[Short problem] Copy all lines below containing "What".

[Dataset records]
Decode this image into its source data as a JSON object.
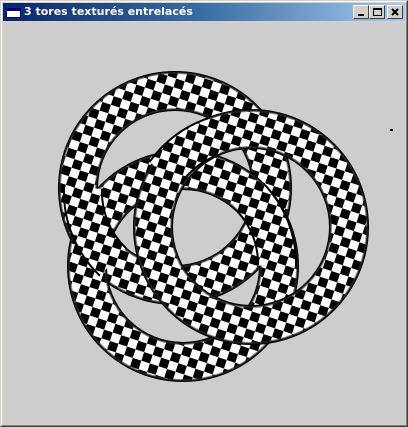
{
  "window": {
    "title": "3 tores texturés entrelacés",
    "icon": "app-window-icon",
    "controls": {
      "minimize": "minimize-icon",
      "maximize": "maximize-icon",
      "close": "close-icon"
    }
  },
  "scene": {
    "background": "#cdcdcd",
    "objects": [
      {
        "name": "torus",
        "texture": "checkerboard",
        "colors": [
          "#000000",
          "#ffffff"
        ]
      },
      {
        "name": "torus",
        "texture": "checkerboard",
        "colors": [
          "#000000",
          "#ffffff"
        ]
      },
      {
        "name": "torus",
        "texture": "checkerboard",
        "colors": [
          "#000000",
          "#ffffff"
        ]
      }
    ]
  }
}
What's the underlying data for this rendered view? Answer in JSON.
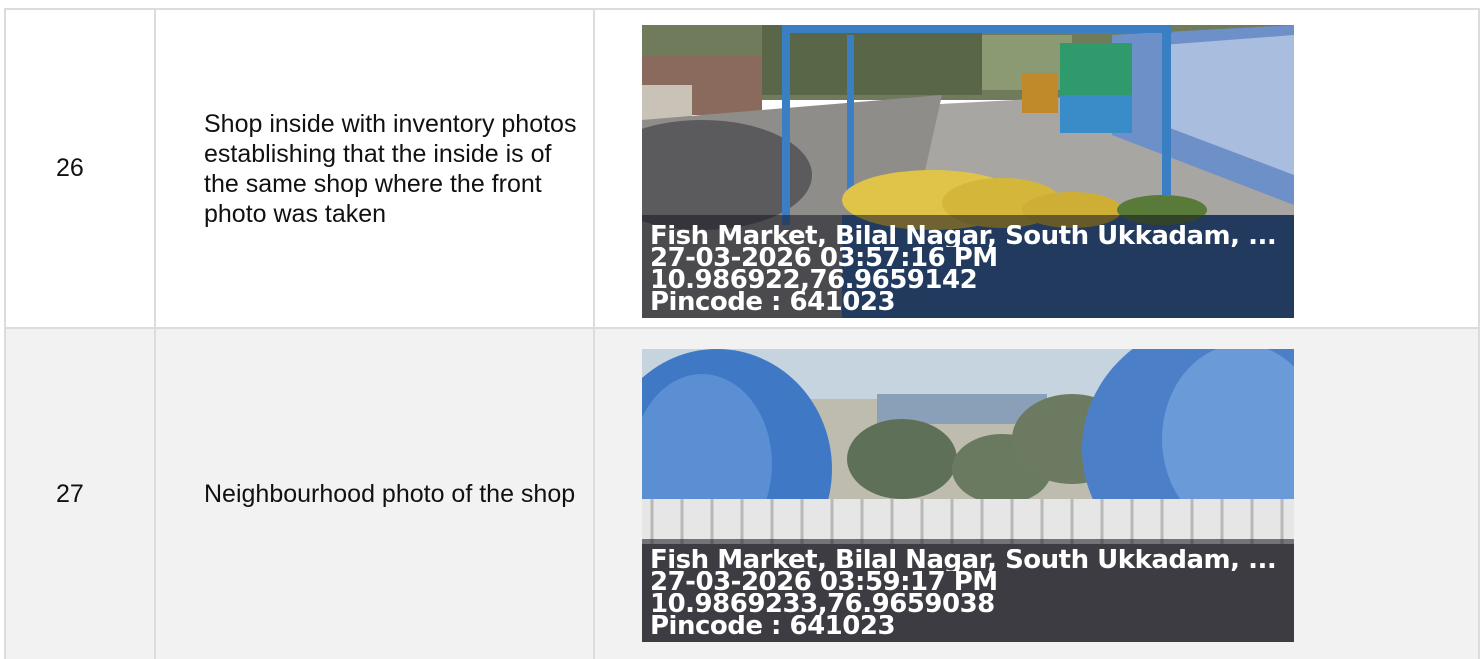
{
  "rows": [
    {
      "number": "26",
      "description": "Shop inside with inventory photos establishing that the inside is of the same shop where the front photo was taken",
      "photo": {
        "location": "Fish Market, Bilal Nagar, South Ukkadam, ...",
        "datetime": "27-03-2026 03:57:16 PM",
        "coords": "10.986922,76.9659142",
        "pincode": "Pincode : 641023"
      }
    },
    {
      "number": "27",
      "description": "Neighbourhood photo of the shop",
      "photo": {
        "location": "Fish Market, Bilal Nagar, South Ukkadam, ...",
        "datetime": "27-03-2026 03:59:17 PM",
        "coords": "10.9869233,76.9659038",
        "pincode": "Pincode : 641023"
      }
    }
  ]
}
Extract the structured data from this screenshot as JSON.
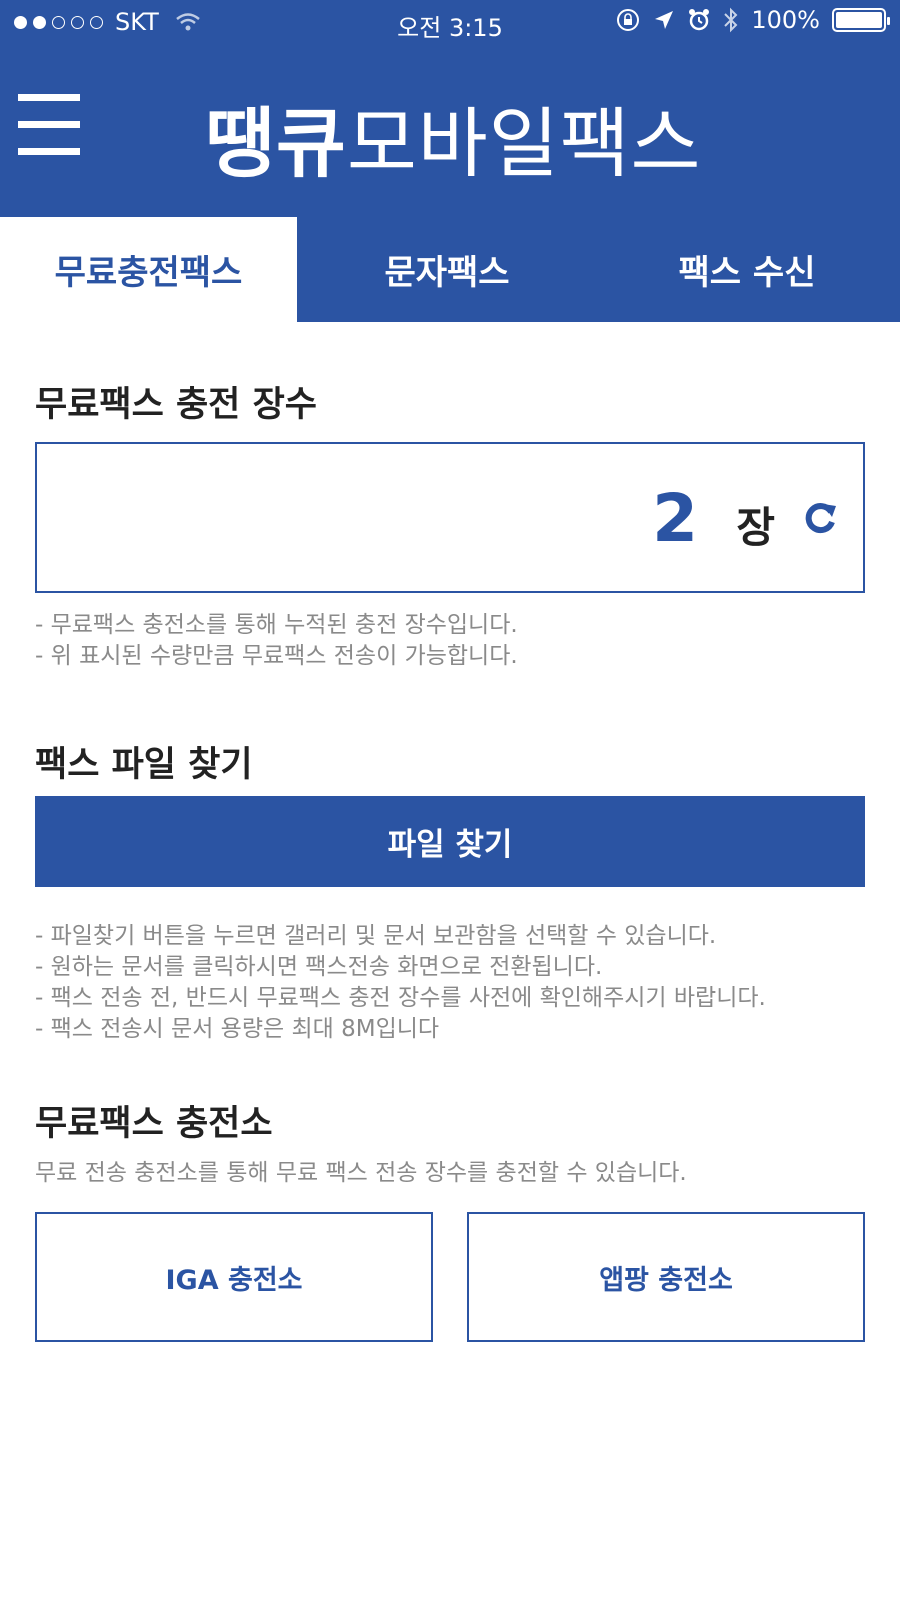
{
  "status_bar": {
    "carrier": "SKT",
    "time": "오전 3:15",
    "battery": "100%"
  },
  "header": {
    "title_bold": "땡큐",
    "title_light": "모바일팩스"
  },
  "tabs": [
    {
      "label": "무료충전팩스",
      "active": true
    },
    {
      "label": "문자팩스",
      "active": false
    },
    {
      "label": "팩스 수신",
      "active": false
    }
  ],
  "count_section": {
    "title": "무료팩스 충전 장수",
    "count": "2",
    "unit": "장",
    "notes": [
      "- 무료팩스 충전소를 통해 누적된 충전 장수입니다.",
      "- 위 표시된 수량만큼 무료팩스 전송이 가능합니다."
    ]
  },
  "file_section": {
    "title": "팩스 파일 찾기",
    "button_label": "파일 찾기",
    "notes": [
      "- 파일찾기 버튼을 누르면 갤러리 및 문서 보관함을 선택할 수 있습니다.",
      "- 원하는 문서를 클릭하시면 팩스전송 화면으로 전환됩니다.",
      "- 팩스 전송 전, 반드시 무료팩스 충전 장수를 사전에 확인해주시기 바랍니다.",
      "- 팩스 전송시 문서 용량은 최대 8M입니다"
    ]
  },
  "station_section": {
    "title": "무료팩스 충전소",
    "description": "무료 전송 충전소를 통해 무료 팩스 전송 장수를 충전할 수 있습니다.",
    "buttons": [
      "IGA 충전소",
      "앱팡 충전소"
    ]
  },
  "colors": {
    "brand_blue": "#2b54a3",
    "note_gray": "#8a8a8a"
  }
}
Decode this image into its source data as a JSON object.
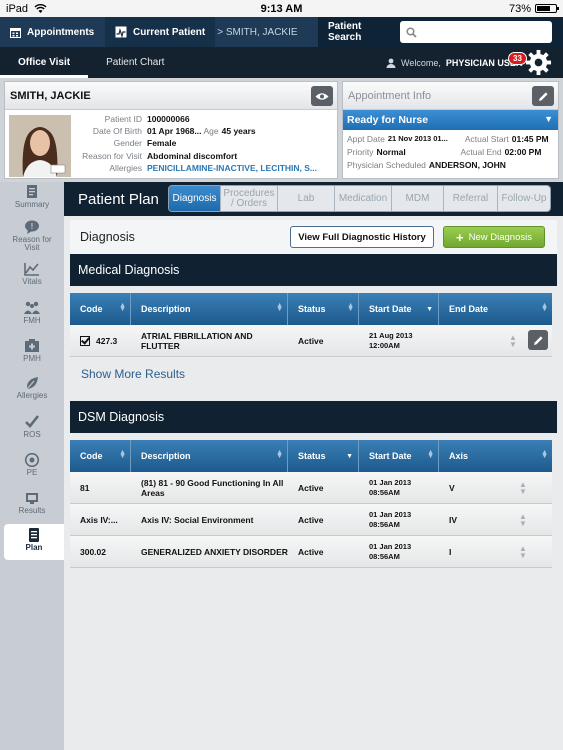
{
  "status_bar": {
    "device": "iPad",
    "time": "9:13 AM",
    "battery": "73%",
    "battery_fraction": 0.73
  },
  "top_nav": {
    "appointments": "Appointments",
    "current_patient": "Current Patient",
    "breadcrumb": "> SMITH, JACKIE",
    "patient_search_label": "Patient Search",
    "search_placeholder": ""
  },
  "sub_nav": {
    "tabs": [
      {
        "label": "Office Visit"
      },
      {
        "label": "Patient Chart"
      }
    ],
    "welcome_prefix": "Welcome,",
    "user": "PHYSICIAN USER",
    "notification_count": "33"
  },
  "patient": {
    "name": "SMITH, JACKIE",
    "fields": {
      "patient_id_label": "Patient ID",
      "patient_id": "100000066",
      "dob_label": "Date Of Birth",
      "dob": "01 Apr 1968...",
      "age_label": "Age",
      "age": "45 years",
      "gender_label": "Gender",
      "gender": "Female",
      "reason_label": "Reason for Visit",
      "reason": "Abdominal discomfort",
      "allergies_label": "Allergies",
      "allergies": "PENICILLAMINE-INACTIVE, LECITHIN, S..."
    }
  },
  "appointment": {
    "title": "Appointment Info",
    "status": "Ready for Nurse",
    "appt_date_label": "Appt Date",
    "appt_date": "21 Nov 2013 01...",
    "actual_start_label": "Actual Start",
    "actual_start": "01:45 PM",
    "priority_label": "Priority",
    "priority": "Normal",
    "actual_end_label": "Actual End",
    "actual_end": "02:00 PM",
    "physician_label": "Physician Scheduled",
    "physician": "ANDERSON, JOHN"
  },
  "sidebar": {
    "items": [
      {
        "label": "Summary"
      },
      {
        "label": "Reason for Visit"
      },
      {
        "label": "Vitals"
      },
      {
        "label": "FMH"
      },
      {
        "label": "PMH"
      },
      {
        "label": "Allergies"
      },
      {
        "label": "ROS"
      },
      {
        "label": "PE"
      },
      {
        "label": "Results"
      },
      {
        "label": "Plan"
      }
    ]
  },
  "plan": {
    "title": "Patient Plan",
    "tabs": [
      {
        "label": "Diagnosis"
      },
      {
        "label": "Procedures / Orders"
      },
      {
        "label": "Lab"
      },
      {
        "label": "Medication"
      },
      {
        "label": "MDM"
      },
      {
        "label": "Referral"
      },
      {
        "label": "Follow-Up"
      }
    ],
    "section_label": "Diagnosis",
    "history_button": "View Full Diagnostic History",
    "new_button": "New Diagnosis",
    "show_more": "Show More Results"
  },
  "medical": {
    "title": "Medical Diagnosis",
    "columns": [
      "Code",
      "Description",
      "Status",
      "Start Date",
      "End Date"
    ],
    "rows": [
      {
        "code": "427.3",
        "description": "ATRIAL FIBRILLATION AND FLUTTER",
        "status": "Active",
        "start": "21 Aug 2013 12:00AM",
        "end": ""
      }
    ]
  },
  "dsm": {
    "title": "DSM Diagnosis",
    "columns": [
      "Code",
      "Description",
      "Status",
      "Start Date",
      "Axis"
    ],
    "rows": [
      {
        "code": "81",
        "description": "(81) 81 - 90 Good Functioning In All Areas",
        "status": "Active",
        "start": "01 Jan 2013 08:56AM",
        "axis": "V"
      },
      {
        "code": "Axis IV:...",
        "description": "Axis IV: Social Environment",
        "status": "Active",
        "start": "01 Jan 2013 08:56AM",
        "axis": "IV"
      },
      {
        "code": "300.02",
        "description": "GENERALIZED ANXIETY DISORDER",
        "status": "Active",
        "start": "01 Jan 2013 08:56AM",
        "axis": "I"
      }
    ]
  }
}
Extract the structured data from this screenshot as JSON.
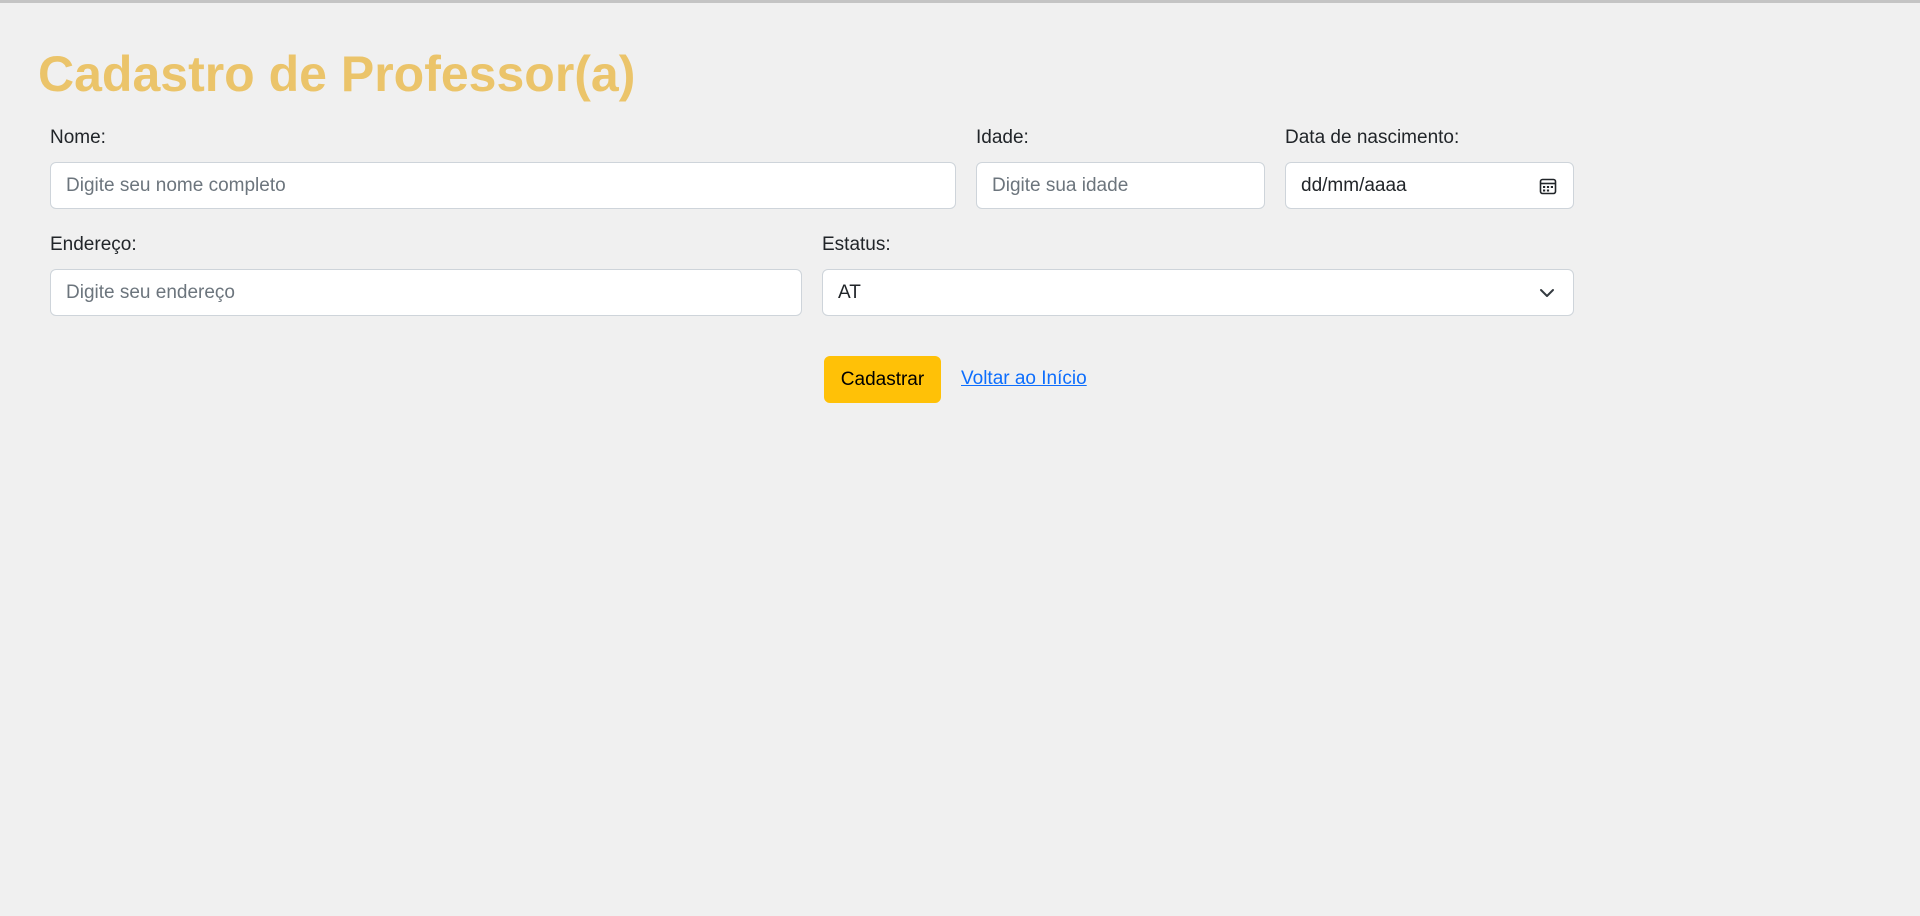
{
  "page": {
    "title": "Cadastro de Professor(a)"
  },
  "form": {
    "nome": {
      "label": "Nome:",
      "placeholder": "Digite seu nome completo",
      "value": ""
    },
    "idade": {
      "label": "Idade:",
      "placeholder": "Digite sua idade",
      "value": ""
    },
    "data_nascimento": {
      "label": "Data de nascimento:",
      "value": "dd/mm/aaaa",
      "icon": "calendar-icon"
    },
    "endereco": {
      "label": "Endereço:",
      "placeholder": "Digite seu endereço",
      "value": ""
    },
    "estatus": {
      "label": "Estatus:",
      "selected": "AT",
      "icon": "chevron-down-icon"
    }
  },
  "actions": {
    "submit_label": "Cadastrar",
    "back_link_label": "Voltar ao Início"
  },
  "colors": {
    "background": "#f0f0f0",
    "title": "#ebc46a",
    "submit": "#ffc107",
    "link": "#0d6efd"
  }
}
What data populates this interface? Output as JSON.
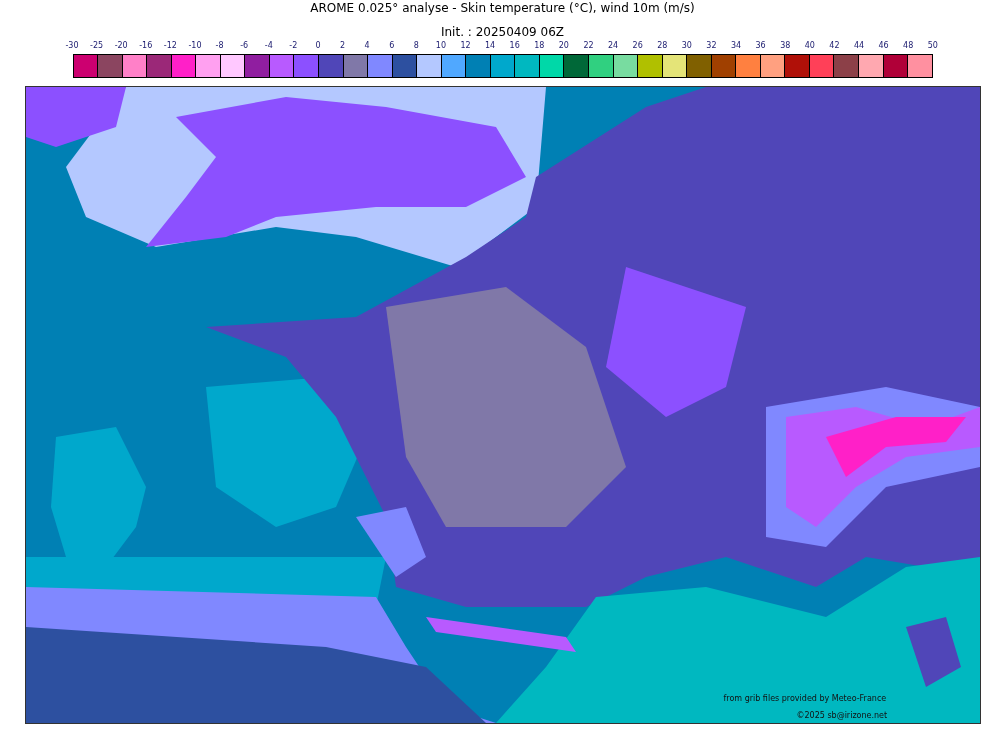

[Exercise output]
What's the underlying data for this rendered view? Answer in JSON.
What data populates this interface? Output as JSON.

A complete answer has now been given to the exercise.